Stated goal
Look below. Copy each line that has "cause" in it.

===============

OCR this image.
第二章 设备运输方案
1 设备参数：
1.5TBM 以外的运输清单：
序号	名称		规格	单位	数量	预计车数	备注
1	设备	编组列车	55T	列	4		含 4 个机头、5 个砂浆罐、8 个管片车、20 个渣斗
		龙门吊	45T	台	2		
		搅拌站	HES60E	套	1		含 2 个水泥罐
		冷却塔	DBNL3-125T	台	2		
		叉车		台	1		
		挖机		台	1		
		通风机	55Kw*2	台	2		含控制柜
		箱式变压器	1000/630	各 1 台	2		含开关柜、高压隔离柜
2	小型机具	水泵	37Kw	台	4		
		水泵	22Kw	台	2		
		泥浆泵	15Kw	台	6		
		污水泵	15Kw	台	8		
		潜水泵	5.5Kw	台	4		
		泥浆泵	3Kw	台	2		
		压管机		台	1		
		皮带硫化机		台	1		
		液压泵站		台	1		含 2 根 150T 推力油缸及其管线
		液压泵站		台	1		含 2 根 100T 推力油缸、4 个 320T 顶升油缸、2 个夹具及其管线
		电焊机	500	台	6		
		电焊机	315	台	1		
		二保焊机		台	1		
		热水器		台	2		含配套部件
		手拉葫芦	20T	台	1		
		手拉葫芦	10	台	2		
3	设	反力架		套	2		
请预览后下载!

===============

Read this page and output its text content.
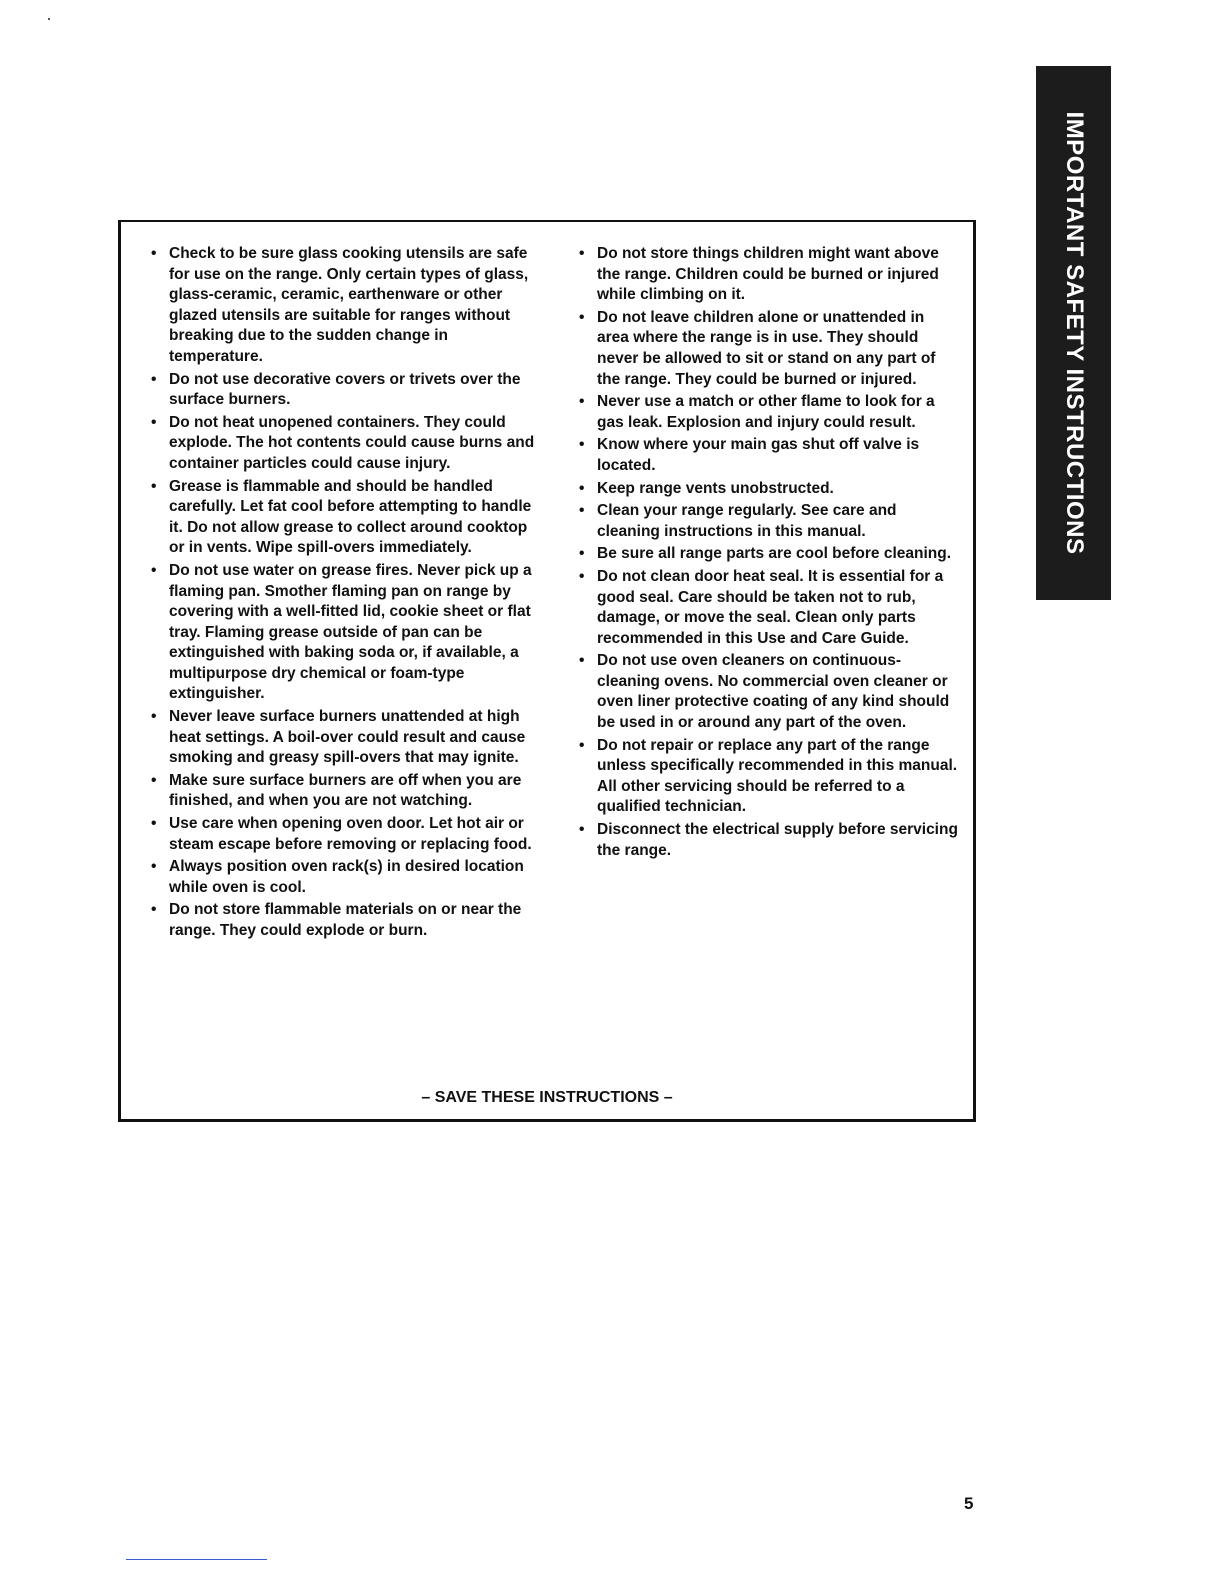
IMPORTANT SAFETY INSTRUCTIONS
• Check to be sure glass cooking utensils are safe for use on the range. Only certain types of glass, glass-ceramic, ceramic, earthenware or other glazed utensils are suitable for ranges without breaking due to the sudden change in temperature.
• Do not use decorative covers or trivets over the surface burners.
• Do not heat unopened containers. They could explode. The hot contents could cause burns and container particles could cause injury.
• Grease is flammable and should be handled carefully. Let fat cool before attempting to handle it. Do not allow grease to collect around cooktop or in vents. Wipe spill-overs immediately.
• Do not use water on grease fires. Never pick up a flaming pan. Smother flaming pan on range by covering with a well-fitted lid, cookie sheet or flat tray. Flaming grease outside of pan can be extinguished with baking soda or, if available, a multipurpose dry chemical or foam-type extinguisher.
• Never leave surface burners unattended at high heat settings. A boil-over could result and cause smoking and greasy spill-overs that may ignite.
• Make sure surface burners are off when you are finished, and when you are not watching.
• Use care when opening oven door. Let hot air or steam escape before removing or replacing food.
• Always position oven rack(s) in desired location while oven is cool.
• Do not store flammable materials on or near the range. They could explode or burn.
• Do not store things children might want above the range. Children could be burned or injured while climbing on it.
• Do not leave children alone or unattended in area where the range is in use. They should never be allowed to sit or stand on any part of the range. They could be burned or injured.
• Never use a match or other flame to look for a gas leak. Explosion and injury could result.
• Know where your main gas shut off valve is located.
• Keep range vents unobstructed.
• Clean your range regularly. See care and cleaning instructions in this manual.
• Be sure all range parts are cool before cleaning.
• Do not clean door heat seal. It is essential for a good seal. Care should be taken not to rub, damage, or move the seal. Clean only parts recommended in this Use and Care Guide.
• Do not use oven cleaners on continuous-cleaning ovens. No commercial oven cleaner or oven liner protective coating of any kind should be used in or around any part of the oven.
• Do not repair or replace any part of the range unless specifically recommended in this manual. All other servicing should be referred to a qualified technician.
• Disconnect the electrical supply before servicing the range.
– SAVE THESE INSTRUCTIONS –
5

===============

The completed task
• Do not heat unopened containers. They could explode. The hot contents could cause burns and container particles could cause injury.
• Never leave surface burners unattended at high heat settings. A boil-over could result and cause smoking and greasy spill-overs that may ignite.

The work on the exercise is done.